**TRECHO SELECIONADO:**
^^^^^^^^^^^^^^^^

3 de fevereiro de 2010

Não agrave a crise, Capello

O caráter futebolístico de Terry é oposto a suas atitudes mesquinhas

No Brasil, a faixa de capitão é banalizada por seu uso indiscriminado. Ninguém se importa com ela. O meia Marquinhos, que chegou à Vila Belmiro há pouco, tomou-a para si já nas primeiras partidas como jogador do Santos. Existem infinitos exemplos similares por aqui. Na Europa, lembro-me de um caso. Quando, em 2007, assumiu o Newcastle, Sam Allardyce escolheu para a função o camaronês Geremi, então recém-contratado. Contudo, falo de uma clara exceção que durou apenas alguns meses, período em que Big Sam fez um controverso e mal-sucedido trabalho no St. James Park.

A regra europeia indica que, para ocupar o cargo de capitão, um jogador precisa criar laços com a entidade (clube ou seleção) e alcançar um patamar de plena confiança em relação ao treinador e aos colegas. Como em vários exemplos da vida cotidiana, trata-se de uma conquista que demanda muito tempo, mas pode ser pulverizada com um simples deslize. Por isso, o triângulo amoroso envolvendo o zagueiro John Terry, capitão da Seleção Inglesa e do Chelsea, o lateral Wayne Bridge, do Manchester City, e sua ex-namorada Vanessa Perroncel assumiu contornos dramáticos mesmo no campo futebolístico, a princípio distante da picuinha conjugal.

Em Stamford Bridge, não há problemas. Wayne trocou Londres por Manchester há um ano e, apesar de Terry parecer bastante consternado em campo, a crise que se desenha no English Team passa longe do vestiário do Chelsea, como bem sugeriu Carlo Ancelotti. Quanto à seleção, o debate sobre a eventual mudança na capitania está muito vivo. O treinador Fabio Capello, a quem caberá a decisão, já se pronunciou a respeito, frisando que quer ouvir "a verdade" do capitão e conhecer as opiniões dos outros jogadores. A tendência é que Capello e Terry se reúnam na próxima sexta-feira para chegar a uma resolução.

^^^^^^^^^^^^^^^^

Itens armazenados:
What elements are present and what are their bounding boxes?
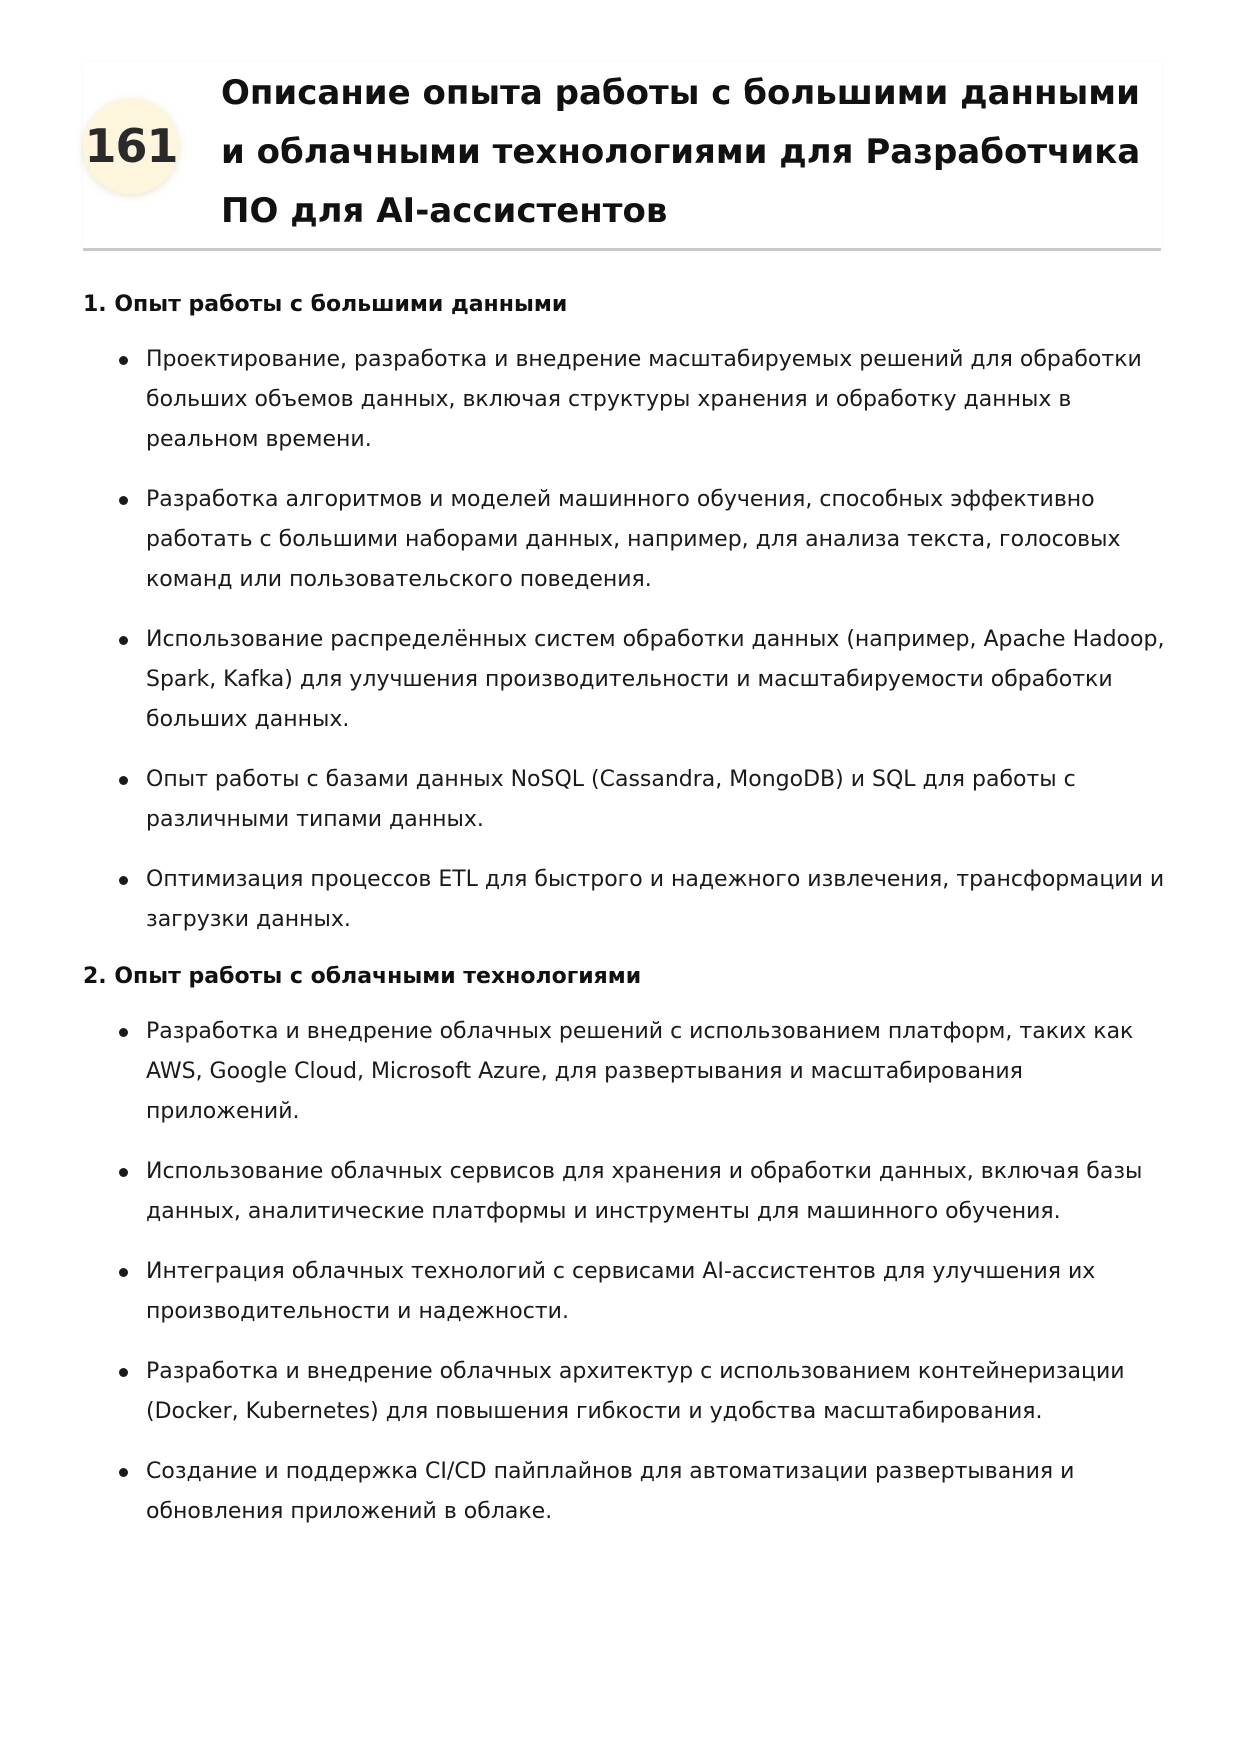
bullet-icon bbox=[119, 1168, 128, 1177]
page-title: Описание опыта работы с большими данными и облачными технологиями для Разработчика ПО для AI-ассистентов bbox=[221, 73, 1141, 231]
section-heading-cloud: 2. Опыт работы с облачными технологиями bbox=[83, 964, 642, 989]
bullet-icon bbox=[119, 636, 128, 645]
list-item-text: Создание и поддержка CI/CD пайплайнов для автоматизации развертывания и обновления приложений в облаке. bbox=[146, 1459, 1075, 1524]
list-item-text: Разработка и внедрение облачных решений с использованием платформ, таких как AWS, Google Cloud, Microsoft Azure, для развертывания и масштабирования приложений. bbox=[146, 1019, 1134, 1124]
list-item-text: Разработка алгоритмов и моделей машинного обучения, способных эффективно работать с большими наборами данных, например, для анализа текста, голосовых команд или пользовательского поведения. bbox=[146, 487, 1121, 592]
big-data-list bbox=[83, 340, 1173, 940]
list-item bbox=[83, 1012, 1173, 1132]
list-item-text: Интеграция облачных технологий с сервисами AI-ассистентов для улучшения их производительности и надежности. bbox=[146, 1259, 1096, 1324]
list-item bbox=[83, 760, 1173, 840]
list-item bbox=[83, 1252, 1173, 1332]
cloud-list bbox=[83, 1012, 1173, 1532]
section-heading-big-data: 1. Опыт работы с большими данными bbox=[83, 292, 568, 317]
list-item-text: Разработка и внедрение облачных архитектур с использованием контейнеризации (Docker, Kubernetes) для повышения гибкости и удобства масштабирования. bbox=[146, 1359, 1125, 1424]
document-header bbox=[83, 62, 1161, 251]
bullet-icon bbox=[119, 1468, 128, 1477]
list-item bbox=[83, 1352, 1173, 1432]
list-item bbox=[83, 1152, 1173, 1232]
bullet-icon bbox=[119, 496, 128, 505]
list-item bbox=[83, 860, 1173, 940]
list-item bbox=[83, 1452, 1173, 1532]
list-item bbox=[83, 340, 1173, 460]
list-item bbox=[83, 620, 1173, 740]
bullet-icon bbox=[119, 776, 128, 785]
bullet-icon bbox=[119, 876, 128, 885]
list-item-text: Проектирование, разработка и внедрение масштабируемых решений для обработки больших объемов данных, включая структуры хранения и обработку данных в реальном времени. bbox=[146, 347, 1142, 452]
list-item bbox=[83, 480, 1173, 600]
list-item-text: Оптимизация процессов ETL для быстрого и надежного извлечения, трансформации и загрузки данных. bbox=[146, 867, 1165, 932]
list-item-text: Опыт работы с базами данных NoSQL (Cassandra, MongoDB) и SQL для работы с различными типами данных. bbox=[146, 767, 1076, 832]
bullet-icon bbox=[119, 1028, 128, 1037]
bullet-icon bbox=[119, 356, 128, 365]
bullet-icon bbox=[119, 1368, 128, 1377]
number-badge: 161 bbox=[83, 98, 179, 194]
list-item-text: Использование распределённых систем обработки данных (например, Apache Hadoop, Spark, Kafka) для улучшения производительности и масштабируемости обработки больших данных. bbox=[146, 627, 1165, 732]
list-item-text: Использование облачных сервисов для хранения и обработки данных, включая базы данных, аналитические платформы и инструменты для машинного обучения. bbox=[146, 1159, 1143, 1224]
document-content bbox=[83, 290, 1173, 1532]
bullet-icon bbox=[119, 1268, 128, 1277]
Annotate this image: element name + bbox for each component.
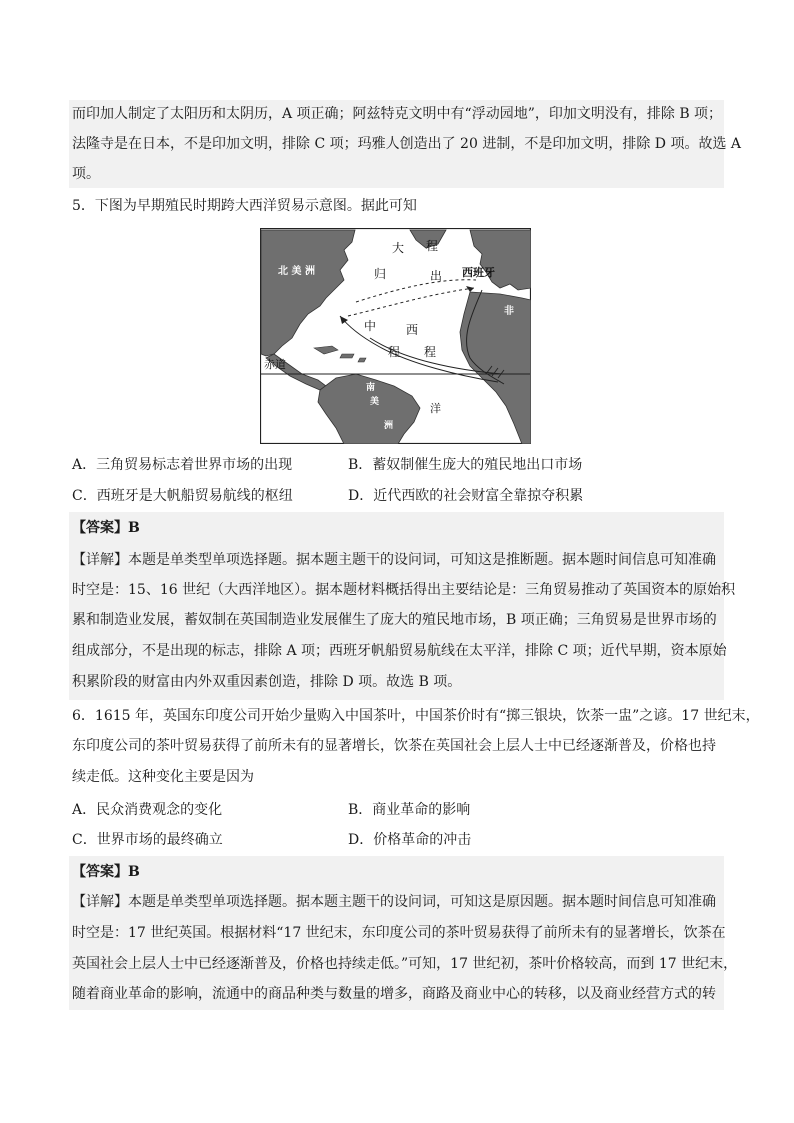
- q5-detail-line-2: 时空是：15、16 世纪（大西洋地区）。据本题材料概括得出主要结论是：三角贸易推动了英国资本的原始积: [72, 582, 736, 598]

^^^^^^^^^^^^^^^^

**REQUISITOS DO PROBLEMA:**
Segundo o trecho selecionado, quem escolheu o camaronês Geremi como capitão ao assumir o Newcastle em 2007?

**RESPOSTA FINAL:**
Sam Allardyce.